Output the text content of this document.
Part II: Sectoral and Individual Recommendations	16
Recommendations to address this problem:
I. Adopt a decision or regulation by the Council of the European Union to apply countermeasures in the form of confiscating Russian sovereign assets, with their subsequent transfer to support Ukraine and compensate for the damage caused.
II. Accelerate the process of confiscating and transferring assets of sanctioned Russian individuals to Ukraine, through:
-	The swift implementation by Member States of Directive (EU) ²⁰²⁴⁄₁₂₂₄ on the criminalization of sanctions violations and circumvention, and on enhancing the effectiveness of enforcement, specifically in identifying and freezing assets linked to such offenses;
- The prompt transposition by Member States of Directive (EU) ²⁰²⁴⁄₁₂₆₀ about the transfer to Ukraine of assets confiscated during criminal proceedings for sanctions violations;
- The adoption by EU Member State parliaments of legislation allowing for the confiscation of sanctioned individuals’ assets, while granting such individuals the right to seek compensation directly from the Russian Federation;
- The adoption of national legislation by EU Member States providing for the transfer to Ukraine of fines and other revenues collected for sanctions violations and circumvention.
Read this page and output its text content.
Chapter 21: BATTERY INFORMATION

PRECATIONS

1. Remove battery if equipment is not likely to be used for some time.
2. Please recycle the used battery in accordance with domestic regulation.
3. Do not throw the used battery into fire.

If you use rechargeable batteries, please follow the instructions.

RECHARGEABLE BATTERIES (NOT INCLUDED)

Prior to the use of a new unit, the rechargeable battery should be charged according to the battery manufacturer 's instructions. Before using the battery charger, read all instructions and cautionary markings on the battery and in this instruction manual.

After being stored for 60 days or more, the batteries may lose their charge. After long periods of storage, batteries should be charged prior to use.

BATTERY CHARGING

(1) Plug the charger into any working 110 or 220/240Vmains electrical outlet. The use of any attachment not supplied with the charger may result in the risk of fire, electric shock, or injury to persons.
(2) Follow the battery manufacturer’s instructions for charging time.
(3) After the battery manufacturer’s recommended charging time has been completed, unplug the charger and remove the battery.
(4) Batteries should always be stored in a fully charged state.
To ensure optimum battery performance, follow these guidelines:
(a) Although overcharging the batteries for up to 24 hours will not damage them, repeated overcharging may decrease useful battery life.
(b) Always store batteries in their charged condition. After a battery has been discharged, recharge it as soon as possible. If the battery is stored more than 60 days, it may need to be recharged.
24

+ + +

§ What the exercise asks: Transcribe every record above exactly as it appears.

§ Output below:
Output the text content of this document.
Part II: Sectoral and Individual Recommendations	16
Recommendations to address this problem:
I. Adopt a decision or regulation by the Council of the European Union to apply countermeasures in the form of confiscating Russian sovereign assets, with their subsequent transfer to support Ukraine and compensate for the damage caused.
II. Accelerate the process of confiscating and transferring assets of sanctioned Russian individuals to Ukraine, through:
-	The swift implementation by Member States of Directive (EU) ²⁰²⁴⁄₁₂₂₄ on the criminalization of sanctions violations and circumvention, and on enhancing the effectiveness of enforcement, specifically in identifying and freezing assets linked to such offenses;
- The prompt transposition by Member States of Directive (EU) ²⁰²⁴⁄₁₂₆₀ about the transfer to Ukraine of assets confiscated during criminal proceedings for sanctions violations;
- The adoption by EU Member State parliaments of legislation allowing for the confiscation of sanctioned individuals’ assets, while granting such individuals the right to seek compensation directly from the Russian Federation;
- The adoption of national legislation by EU Member States providing for the transfer to Ukraine of fines and other revenues collected for sanctions violations and circumvention.
Read this page and output its text content.
Chapter 21: BATTERY INFORMATION

PRECATIONS

1. Remove battery if equipment is not likely to be used for some time.
2. Please recycle the used battery in accordance with domestic regulation.
3. Do not throw the used battery into fire.

If you use rechargeable batteries, please follow the instructions.

RECHARGEABLE BATTERIES (NOT INCLUDED)

Prior to the use of a new unit, the rechargeable battery should be charged according to the battery manufacturer 's instructions. Before using the battery charger, read all instructions and cautionary markings on the battery and in this instruction manual.

After being stored for 60 days or more, the batteries may lose their charge. After long periods of storage, batteries should be charged prior to use.

BATTERY CHARGING

(1) Plug the charger into any working 110 or 220/240Vmains electrical outlet. The use of any attachment not supplied with the charger may result in the risk of fire, electric shock, or injury to persons.
(2) Follow the battery manufacturer’s instructions for charging time.
(3) After the battery manufacturer’s recommended charging time has been completed, unplug the charger and remove the battery.
(4) Batteries should always be stored in a fully charged state.
To ensure optimum battery performance, follow these guidelines:
(a) Although overcharging the batteries for up to 24 hours will not damage them, repeated overcharging may decrease useful battery life.
(b) Always store batteries in their charged condition. After a battery has been discharged, recharge it as soon as possible. If the battery is stored more than 60 days, it may need to be recharged.
24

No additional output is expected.